Data items
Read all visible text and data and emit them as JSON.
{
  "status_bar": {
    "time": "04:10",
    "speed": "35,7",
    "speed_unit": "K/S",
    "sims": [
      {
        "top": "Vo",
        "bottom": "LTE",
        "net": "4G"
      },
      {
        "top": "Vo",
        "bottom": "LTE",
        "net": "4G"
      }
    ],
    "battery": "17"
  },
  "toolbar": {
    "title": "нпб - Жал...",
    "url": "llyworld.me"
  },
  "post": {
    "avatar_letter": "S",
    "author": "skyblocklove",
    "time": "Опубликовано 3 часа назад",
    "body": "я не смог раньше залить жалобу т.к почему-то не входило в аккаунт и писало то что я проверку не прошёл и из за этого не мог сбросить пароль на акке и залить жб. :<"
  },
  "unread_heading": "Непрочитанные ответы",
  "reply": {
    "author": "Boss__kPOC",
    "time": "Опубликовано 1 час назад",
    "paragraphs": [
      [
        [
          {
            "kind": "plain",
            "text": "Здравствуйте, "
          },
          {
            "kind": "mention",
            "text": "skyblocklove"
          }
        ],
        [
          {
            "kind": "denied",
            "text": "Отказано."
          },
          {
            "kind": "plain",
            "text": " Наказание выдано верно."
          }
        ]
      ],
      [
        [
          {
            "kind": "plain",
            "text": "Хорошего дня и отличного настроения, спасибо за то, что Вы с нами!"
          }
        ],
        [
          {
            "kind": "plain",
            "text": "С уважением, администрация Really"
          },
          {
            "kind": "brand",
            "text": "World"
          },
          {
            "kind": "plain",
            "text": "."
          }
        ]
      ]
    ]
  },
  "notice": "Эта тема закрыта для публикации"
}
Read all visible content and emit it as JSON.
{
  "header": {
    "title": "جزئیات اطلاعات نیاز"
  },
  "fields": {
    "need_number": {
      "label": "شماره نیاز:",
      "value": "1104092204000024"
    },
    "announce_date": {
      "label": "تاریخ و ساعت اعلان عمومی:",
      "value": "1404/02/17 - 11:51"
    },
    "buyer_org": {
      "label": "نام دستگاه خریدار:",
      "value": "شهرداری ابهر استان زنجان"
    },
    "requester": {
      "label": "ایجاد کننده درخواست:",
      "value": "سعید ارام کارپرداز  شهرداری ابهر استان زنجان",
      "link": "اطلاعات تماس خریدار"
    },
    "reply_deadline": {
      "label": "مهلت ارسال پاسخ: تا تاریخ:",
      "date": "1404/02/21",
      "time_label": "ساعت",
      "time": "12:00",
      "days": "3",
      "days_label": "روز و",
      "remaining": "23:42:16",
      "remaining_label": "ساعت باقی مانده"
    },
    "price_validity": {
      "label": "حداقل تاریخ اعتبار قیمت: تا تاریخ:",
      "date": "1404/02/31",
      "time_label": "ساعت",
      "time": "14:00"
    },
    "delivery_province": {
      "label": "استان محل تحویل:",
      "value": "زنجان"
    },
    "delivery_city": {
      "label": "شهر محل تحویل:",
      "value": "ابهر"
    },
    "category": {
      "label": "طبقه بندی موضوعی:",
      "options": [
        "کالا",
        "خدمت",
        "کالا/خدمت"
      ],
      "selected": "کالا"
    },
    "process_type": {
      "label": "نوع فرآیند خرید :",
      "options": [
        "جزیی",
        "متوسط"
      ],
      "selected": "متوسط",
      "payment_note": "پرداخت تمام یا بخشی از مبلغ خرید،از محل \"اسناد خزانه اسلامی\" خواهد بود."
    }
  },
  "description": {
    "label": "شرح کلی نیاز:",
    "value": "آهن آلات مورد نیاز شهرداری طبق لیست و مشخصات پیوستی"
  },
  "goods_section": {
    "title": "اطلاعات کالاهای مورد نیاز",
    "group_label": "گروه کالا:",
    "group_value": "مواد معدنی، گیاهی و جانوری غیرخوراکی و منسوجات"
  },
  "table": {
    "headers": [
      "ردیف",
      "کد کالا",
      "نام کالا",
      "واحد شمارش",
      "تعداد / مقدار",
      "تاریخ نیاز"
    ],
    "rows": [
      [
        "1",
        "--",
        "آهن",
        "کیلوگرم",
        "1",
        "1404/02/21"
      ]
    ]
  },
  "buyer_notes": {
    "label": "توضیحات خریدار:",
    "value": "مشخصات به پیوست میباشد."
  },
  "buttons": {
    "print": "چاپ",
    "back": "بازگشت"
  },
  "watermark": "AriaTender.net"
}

→ **Set task**
Extract all lines that hold the word "JSON".

→ **Finished exercise**
Read all visible text and data and emit them as JSON.
Read all visible content and emit it as JSON.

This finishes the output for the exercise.